» EXERCISE
Wherever a line below holds the word "Temperature", copy that line.

» SUPPLIED DATA
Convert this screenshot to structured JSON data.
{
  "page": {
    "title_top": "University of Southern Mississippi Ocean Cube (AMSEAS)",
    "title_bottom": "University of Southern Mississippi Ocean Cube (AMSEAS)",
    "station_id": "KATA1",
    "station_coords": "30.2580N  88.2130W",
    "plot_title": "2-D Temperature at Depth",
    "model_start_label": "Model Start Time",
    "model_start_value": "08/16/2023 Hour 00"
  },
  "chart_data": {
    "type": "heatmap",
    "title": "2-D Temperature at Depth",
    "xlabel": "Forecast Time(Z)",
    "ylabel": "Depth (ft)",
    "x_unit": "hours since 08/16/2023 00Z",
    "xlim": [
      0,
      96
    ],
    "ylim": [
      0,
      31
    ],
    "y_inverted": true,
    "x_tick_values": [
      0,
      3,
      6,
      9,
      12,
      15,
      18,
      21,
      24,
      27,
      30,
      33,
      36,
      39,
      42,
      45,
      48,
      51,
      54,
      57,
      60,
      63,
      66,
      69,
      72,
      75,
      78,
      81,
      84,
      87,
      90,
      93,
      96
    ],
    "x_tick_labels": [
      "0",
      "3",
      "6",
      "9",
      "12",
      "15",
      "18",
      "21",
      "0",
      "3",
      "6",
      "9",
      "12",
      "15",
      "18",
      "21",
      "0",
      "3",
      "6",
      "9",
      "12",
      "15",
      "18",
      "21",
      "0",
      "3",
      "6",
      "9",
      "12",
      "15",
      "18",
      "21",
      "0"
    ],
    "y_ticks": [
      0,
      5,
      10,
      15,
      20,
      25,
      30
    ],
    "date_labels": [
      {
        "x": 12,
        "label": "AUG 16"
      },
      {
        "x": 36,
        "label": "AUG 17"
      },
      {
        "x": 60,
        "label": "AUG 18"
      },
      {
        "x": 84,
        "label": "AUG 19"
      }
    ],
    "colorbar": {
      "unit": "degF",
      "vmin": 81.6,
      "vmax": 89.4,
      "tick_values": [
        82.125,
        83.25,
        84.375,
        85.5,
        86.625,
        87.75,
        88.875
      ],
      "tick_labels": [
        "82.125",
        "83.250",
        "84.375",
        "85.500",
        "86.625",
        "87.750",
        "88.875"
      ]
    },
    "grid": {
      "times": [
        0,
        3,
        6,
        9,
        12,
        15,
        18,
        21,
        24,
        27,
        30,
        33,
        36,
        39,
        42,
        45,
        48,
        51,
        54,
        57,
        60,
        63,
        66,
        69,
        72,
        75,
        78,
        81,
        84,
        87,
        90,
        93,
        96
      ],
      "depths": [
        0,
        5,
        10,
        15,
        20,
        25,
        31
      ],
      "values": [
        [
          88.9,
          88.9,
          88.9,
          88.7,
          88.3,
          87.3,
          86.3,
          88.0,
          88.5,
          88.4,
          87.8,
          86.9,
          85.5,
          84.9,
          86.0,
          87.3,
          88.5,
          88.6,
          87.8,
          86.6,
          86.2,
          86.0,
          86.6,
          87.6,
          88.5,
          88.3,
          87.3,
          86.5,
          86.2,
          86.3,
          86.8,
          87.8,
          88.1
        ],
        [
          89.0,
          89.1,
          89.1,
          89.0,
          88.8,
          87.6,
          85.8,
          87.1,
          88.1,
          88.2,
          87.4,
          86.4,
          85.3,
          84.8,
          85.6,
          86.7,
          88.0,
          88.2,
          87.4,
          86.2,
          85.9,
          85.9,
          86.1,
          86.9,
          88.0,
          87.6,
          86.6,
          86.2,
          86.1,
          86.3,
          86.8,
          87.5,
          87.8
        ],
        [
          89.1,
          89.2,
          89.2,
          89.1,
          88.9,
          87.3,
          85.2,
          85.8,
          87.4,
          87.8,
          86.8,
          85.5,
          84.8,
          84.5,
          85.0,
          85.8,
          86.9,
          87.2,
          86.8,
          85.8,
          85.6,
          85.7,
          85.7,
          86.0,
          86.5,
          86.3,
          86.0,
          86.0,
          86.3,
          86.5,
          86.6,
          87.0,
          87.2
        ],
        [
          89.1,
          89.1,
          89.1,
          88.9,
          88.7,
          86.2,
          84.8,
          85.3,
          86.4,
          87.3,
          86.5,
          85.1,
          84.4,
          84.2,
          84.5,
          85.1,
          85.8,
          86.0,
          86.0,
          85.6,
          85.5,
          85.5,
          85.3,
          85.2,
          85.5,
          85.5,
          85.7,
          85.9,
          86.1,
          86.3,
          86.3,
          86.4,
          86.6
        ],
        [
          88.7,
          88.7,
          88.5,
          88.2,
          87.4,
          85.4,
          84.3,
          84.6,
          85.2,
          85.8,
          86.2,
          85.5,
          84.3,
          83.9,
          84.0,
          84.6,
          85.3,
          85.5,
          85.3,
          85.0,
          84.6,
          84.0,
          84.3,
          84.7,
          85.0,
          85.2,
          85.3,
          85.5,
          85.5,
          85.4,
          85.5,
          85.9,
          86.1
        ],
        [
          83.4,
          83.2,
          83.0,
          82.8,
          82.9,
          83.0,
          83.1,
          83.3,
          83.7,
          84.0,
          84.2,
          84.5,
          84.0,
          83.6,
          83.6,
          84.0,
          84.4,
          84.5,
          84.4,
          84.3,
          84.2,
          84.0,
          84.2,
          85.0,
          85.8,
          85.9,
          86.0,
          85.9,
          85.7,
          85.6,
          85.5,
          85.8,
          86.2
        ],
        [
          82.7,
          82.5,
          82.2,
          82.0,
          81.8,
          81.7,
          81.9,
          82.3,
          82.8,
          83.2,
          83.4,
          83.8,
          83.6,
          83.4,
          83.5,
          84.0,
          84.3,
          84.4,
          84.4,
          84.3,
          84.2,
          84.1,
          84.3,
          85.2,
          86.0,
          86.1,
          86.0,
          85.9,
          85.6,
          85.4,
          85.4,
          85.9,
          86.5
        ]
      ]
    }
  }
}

» FINAL RESULT
    "plot_title": "2-D Temperature at Depth",
    "title": "2-D Temperature at Depth",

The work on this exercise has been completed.